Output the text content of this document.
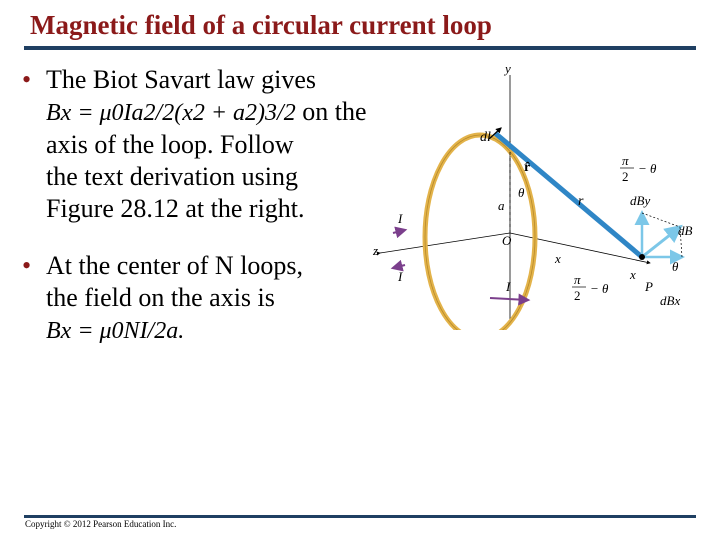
Magnetic field of a circular current loop
• The Biot Savart law gives
Bx = μ0Ia2/2(x2 + a2)3/2 on the
axis of the loop. Follow
the text derivation using
Figure 28.12 at the right.
• At the center of N loops,
the field on the axis is
Bx = μ0NI/2a.
y
z
x
x
O
a
θ
dl
r̂
r	dBy
dB
dBx
P
I
I
I
θ
π
2
− θ
π
2 − θ
Copyright © 2012 Pearson Education Inc.
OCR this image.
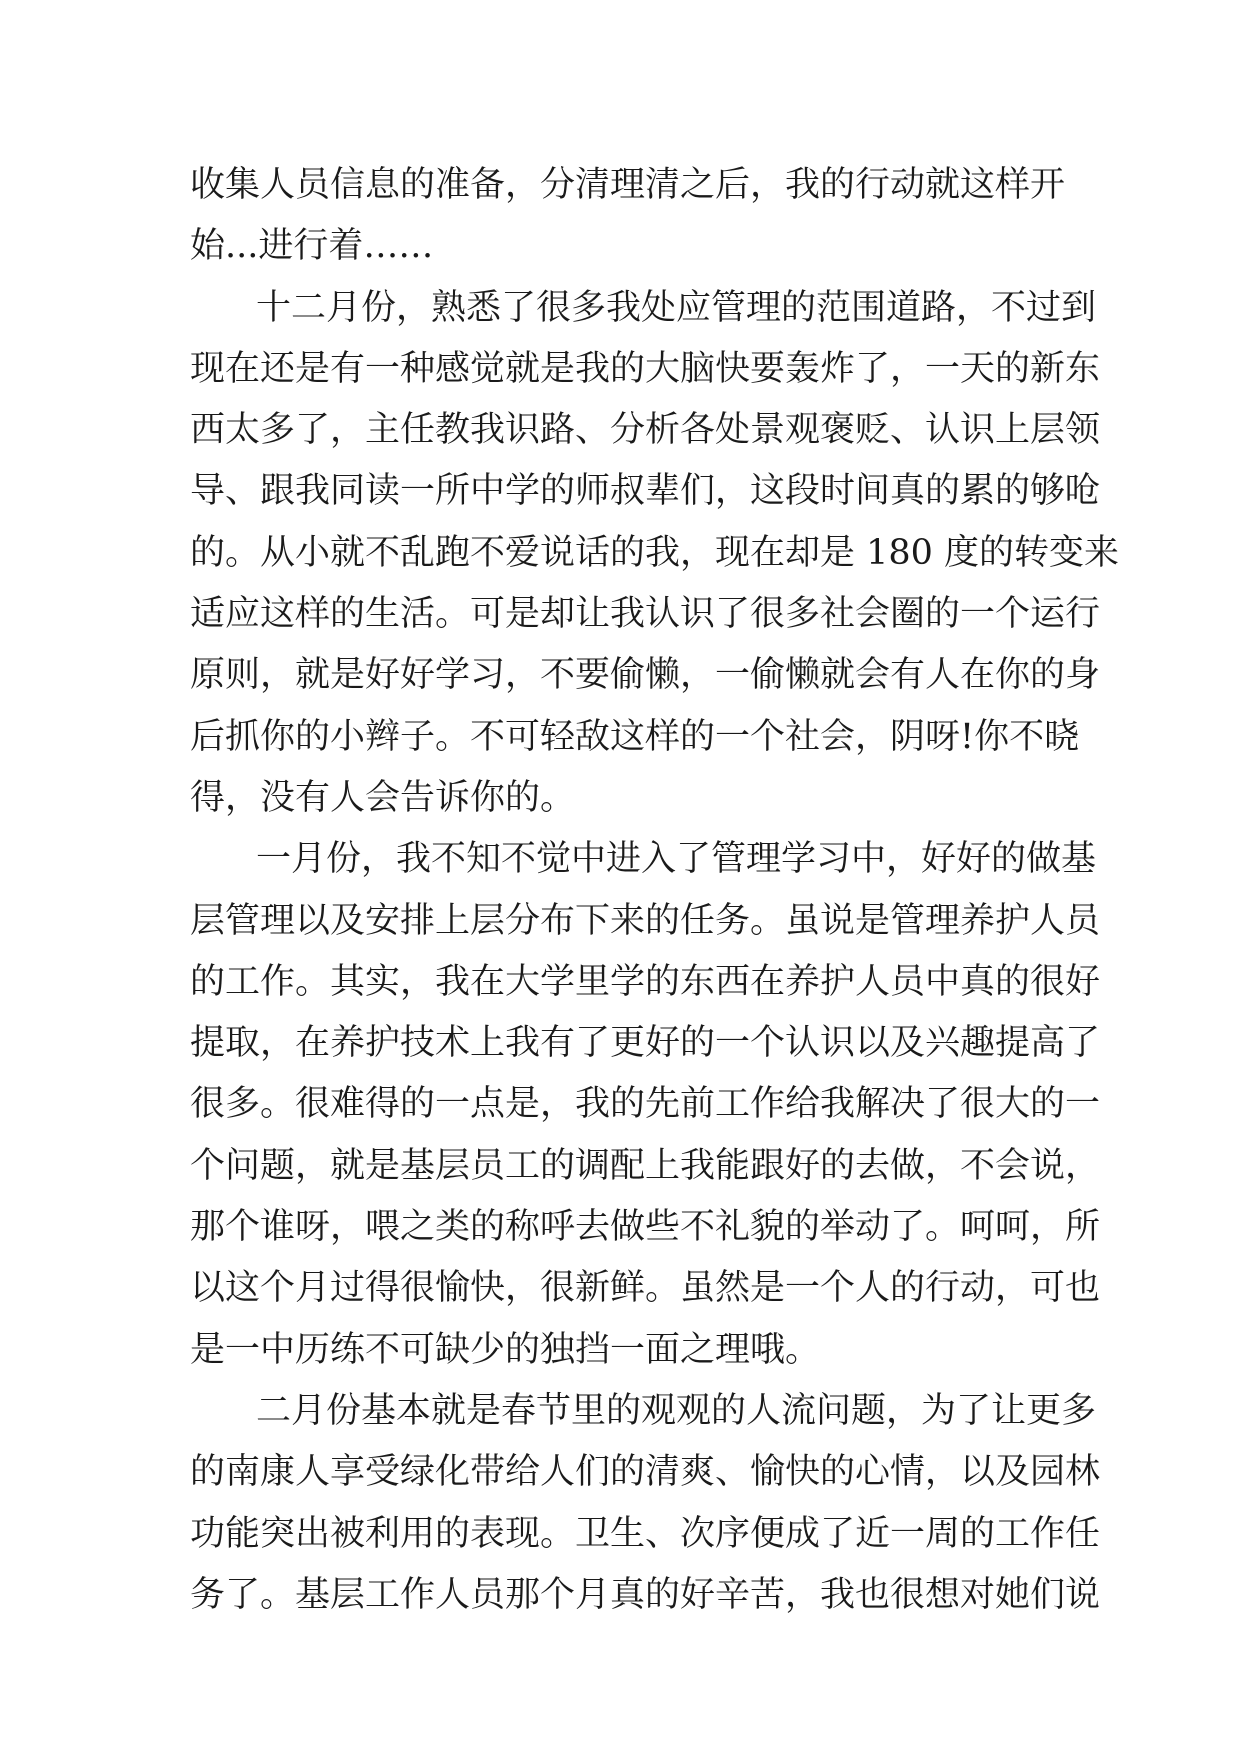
收集人员信息的准备，分清理清之后，我的行动就这样开
始...进行着……
十二月份，熟悉了很多我处应管理的范围道路，不过到
现在还是有一种感觉就是我的大脑快要轰炸了，一天的新东
西太多了，主任教我识路、分析各处景观褒贬、认识上层领
导、跟我同读一所中学的师叔辈们，这段时间真的累的够呛
的。从小就不乱跑不爱说话的我，现在却是 180 度的转变来
适应这样的生活。可是却让我认识了很多社会圈的一个运行
原则，就是好好学习，不要偷懒，一偷懒就会有人在你的身
后抓你的小辫子。不可轻敌这样的一个社会，阴呀!你不晓
得，没有人会告诉你的。
一月份，我不知不觉中进入了管理学习中，好好的做基
层管理以及安排上层分布下来的任务。虽说是管理养护人员
的工作。其实，我在大学里学的东西在养护人员中真的很好
提取，在养护技术上我有了更好的一个认识以及兴趣提高了
很多。很难得的一点是，我的先前工作给我解决了很大的一
个问题，就是基层员工的调配上我能跟好的去做，不会说，
那个谁呀，喂之类的称呼去做些不礼貌的举动了。呵呵，所
以这个月过得很愉快，很新鲜。虽然是一个人的行动，可也
是一中历练不可缺少的独挡一面之理哦。
二月份基本就是春节里的观观的人流问题，为了让更多
的南康人享受绿化带给人们的清爽、愉快的心情，以及园林
功能突出被利用的表现。卫生、次序便成了近一周的工作任
务了。基层工作人员那个月真的好辛苦，我也很想对她们说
****************************************
• _Exercise task_:
Print each of the records above exactly as written, leaving no picture in the copy.

• _Reply to the task_:
Output the text content of this document.
Magnetic field of a circular current loop
• The Biot Savart law gives
Bx = μ0Ia2/2(x2 + a2)3/2 on the
axis of the loop. Follow
the text derivation using
Figure 28.12 at the right.
• At the center of N loops,
the field on the axis is
Bx = μ0NI/2a.
y
z
x
x
O
a
θ
dl
r̂
r	dBy
dB
dBx
P
I
I
I
θ
π
2
− θ
π
2 − θ
Copyright © 2012 Pearson Education Inc.
OCR this image.
收集人员信息的准备，分清理清之后，我的行动就这样开
始...进行着……
十二月份，熟悉了很多我处应管理的范围道路，不过到
现在还是有一种感觉就是我的大脑快要轰炸了，一天的新东
西太多了，主任教我识路、分析各处景观褒贬、认识上层领
导、跟我同读一所中学的师叔辈们，这段时间真的累的够呛
的。从小就不乱跑不爱说话的我，现在却是 180 度的转变来
适应这样的生活。可是却让我认识了很多社会圈的一个运行
原则，就是好好学习，不要偷懒，一偷懒就会有人在你的身
后抓你的小辫子。不可轻敌这样的一个社会，阴呀!你不晓
得，没有人会告诉你的。
一月份，我不知不觉中进入了管理学习中，好好的做基
层管理以及安排上层分布下来的任务。虽说是管理养护人员
的工作。其实，我在大学里学的东西在养护人员中真的很好
提取，在养护技术上我有了更好的一个认识以及兴趣提高了
很多。很难得的一点是，我的先前工作给我解决了很大的一
个问题，就是基层员工的调配上我能跟好的去做，不会说，
那个谁呀，喂之类的称呼去做些不礼貌的举动了。呵呵，所
以这个月过得很愉快，很新鲜。虽然是一个人的行动，可也
是一中历练不可缺少的独挡一面之理哦。
二月份基本就是春节里的观观的人流问题，为了让更多
的南康人享受绿化带给人们的清爽、愉快的心情，以及园林
功能突出被利用的表现。卫生、次序便成了近一周的工作任
务了。基层工作人员那个月真的好辛苦，我也很想对她们说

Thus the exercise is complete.